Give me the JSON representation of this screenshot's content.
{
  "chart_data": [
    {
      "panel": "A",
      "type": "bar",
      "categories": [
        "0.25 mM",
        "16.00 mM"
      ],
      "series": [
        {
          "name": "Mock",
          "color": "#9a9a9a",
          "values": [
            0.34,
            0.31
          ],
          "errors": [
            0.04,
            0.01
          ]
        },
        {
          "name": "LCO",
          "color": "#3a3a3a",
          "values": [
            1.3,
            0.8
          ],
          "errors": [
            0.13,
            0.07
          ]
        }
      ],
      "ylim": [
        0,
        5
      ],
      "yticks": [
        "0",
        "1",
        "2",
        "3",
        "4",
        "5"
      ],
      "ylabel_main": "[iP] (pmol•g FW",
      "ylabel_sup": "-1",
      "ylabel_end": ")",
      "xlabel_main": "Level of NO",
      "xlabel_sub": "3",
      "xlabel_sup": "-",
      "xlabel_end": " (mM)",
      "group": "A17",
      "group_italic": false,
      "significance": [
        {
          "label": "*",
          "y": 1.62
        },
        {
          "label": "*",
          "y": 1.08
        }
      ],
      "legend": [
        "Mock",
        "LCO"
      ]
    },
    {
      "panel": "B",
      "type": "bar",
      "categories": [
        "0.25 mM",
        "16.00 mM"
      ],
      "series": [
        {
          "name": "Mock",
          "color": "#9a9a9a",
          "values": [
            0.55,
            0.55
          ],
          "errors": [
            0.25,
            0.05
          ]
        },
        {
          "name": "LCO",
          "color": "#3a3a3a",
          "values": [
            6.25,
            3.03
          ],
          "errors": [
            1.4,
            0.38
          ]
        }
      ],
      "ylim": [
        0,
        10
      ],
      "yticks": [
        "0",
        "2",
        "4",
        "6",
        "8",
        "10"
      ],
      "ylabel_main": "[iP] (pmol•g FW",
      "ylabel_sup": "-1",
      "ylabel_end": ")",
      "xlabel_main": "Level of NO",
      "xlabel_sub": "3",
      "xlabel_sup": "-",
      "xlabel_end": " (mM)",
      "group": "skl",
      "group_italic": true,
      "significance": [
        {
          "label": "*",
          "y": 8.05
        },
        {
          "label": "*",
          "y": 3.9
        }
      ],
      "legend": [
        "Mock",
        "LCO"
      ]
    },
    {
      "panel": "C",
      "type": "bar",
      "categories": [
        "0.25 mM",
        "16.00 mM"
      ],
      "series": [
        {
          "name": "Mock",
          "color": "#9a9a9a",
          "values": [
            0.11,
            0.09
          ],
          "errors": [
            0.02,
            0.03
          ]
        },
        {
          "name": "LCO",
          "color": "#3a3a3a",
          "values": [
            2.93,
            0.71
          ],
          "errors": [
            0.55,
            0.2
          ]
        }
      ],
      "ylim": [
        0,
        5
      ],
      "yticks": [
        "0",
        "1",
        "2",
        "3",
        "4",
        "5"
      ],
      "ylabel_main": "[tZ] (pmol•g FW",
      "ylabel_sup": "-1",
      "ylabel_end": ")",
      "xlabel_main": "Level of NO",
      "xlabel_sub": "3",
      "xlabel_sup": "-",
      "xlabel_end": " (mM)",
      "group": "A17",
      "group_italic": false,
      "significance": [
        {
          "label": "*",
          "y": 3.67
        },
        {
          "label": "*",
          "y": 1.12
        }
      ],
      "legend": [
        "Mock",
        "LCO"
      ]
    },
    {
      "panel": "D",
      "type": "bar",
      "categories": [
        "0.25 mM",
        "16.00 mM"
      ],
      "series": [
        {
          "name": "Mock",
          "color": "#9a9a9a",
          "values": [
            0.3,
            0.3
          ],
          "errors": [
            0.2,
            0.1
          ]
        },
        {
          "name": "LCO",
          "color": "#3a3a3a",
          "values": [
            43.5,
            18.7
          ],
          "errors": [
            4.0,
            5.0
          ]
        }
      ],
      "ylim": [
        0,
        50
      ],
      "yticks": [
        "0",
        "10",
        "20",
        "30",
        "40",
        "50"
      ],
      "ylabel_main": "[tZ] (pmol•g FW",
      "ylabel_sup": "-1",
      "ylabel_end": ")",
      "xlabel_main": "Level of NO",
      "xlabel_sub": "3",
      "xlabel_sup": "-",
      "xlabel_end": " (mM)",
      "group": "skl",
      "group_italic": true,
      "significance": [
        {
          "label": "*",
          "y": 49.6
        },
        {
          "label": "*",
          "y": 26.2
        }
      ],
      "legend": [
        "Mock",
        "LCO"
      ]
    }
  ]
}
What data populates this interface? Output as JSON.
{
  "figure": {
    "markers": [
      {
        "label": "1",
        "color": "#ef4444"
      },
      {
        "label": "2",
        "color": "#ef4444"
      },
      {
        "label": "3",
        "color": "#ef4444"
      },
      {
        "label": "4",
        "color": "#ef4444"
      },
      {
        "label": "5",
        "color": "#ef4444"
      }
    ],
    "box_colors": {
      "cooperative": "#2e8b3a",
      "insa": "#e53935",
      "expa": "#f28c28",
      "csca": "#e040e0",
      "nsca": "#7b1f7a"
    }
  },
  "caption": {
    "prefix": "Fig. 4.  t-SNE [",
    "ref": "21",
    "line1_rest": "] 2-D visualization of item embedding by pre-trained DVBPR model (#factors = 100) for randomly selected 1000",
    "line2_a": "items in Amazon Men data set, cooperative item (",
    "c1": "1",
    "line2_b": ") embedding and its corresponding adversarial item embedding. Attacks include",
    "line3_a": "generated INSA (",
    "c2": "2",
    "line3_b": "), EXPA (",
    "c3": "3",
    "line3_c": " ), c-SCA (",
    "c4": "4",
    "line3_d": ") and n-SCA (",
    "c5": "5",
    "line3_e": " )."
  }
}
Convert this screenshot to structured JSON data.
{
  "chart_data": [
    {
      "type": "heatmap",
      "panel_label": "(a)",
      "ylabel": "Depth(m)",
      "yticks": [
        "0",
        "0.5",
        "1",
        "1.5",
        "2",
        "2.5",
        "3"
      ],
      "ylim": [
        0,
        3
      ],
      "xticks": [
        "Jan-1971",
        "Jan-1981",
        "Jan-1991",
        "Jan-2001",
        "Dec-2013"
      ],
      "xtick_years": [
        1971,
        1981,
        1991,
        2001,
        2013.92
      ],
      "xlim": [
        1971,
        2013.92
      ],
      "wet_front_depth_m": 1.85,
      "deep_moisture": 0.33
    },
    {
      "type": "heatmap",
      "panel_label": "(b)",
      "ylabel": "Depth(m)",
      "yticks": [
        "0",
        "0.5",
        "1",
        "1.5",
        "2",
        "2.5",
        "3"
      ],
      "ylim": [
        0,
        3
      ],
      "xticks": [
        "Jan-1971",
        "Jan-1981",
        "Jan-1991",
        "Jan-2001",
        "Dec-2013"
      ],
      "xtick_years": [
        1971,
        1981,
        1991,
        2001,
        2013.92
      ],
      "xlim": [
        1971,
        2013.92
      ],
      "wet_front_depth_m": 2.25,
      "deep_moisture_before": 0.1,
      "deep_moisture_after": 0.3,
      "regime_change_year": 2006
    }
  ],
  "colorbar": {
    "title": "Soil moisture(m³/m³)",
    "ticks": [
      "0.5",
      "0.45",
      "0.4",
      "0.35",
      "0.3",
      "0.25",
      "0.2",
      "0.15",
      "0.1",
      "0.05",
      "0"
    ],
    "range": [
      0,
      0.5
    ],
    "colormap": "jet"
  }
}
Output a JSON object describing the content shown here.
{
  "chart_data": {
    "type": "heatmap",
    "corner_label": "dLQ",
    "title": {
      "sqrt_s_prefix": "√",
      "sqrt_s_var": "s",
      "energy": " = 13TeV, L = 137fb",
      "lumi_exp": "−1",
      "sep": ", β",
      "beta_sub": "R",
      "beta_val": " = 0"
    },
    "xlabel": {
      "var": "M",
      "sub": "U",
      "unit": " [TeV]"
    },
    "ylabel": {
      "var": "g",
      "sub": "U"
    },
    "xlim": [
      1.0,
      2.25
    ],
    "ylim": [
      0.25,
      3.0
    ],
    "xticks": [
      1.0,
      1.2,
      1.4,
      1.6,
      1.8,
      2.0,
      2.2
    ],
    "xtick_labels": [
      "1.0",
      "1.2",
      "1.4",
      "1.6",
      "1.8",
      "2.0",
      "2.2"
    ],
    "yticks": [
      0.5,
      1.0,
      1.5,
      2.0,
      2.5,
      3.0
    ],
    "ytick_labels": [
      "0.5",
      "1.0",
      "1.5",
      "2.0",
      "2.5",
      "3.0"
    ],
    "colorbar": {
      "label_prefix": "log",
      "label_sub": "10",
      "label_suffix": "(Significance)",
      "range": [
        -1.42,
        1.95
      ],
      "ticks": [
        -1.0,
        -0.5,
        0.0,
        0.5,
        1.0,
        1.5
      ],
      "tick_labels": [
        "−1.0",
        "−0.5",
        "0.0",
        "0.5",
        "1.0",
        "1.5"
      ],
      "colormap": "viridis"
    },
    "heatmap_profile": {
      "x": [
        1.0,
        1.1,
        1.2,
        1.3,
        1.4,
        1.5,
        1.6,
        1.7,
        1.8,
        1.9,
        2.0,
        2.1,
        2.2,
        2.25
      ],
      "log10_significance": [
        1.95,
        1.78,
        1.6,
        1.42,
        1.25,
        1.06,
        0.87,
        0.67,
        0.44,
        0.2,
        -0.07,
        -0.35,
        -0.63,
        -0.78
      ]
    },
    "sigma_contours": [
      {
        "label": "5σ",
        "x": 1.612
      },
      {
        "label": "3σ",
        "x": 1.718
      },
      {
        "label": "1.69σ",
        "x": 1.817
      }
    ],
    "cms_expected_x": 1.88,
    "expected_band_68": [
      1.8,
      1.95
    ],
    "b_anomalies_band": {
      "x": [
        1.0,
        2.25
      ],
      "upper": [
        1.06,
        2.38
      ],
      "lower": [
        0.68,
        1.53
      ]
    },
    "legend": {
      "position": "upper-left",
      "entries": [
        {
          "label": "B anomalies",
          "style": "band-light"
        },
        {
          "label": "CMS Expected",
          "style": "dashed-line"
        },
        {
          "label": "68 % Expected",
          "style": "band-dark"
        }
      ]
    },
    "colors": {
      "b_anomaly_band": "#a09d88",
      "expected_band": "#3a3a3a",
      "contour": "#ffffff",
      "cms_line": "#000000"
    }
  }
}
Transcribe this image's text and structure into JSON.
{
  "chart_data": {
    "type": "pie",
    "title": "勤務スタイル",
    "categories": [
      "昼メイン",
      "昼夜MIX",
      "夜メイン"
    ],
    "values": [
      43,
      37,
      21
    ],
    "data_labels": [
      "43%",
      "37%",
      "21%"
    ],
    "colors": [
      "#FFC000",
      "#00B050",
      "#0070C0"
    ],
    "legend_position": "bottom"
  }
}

——————————

What you are asked to do:
Your task is to transcribe the line containing "Transcribe this image's" and every line after it, through the last line of the data, exactly as written and with nothing more.

Expected output:
Transcribe this image's text and structure into JSON.
{
  "chart_data": {
    "type": "pie",
    "title": "勤務スタイル",
    "categories": [
      "昼メイン",
      "昼夜MIX",
      "夜メイン"
    ],
    "values": [
      43,
      37,
      21
    ],
    "data_labels": [
      "43%",
      "37%",
      "21%"
    ],
    "colors": [
      "#FFC000",
      "#00B050",
      "#0070C0"
    ],
    "legend_position": "bottom"
  }
}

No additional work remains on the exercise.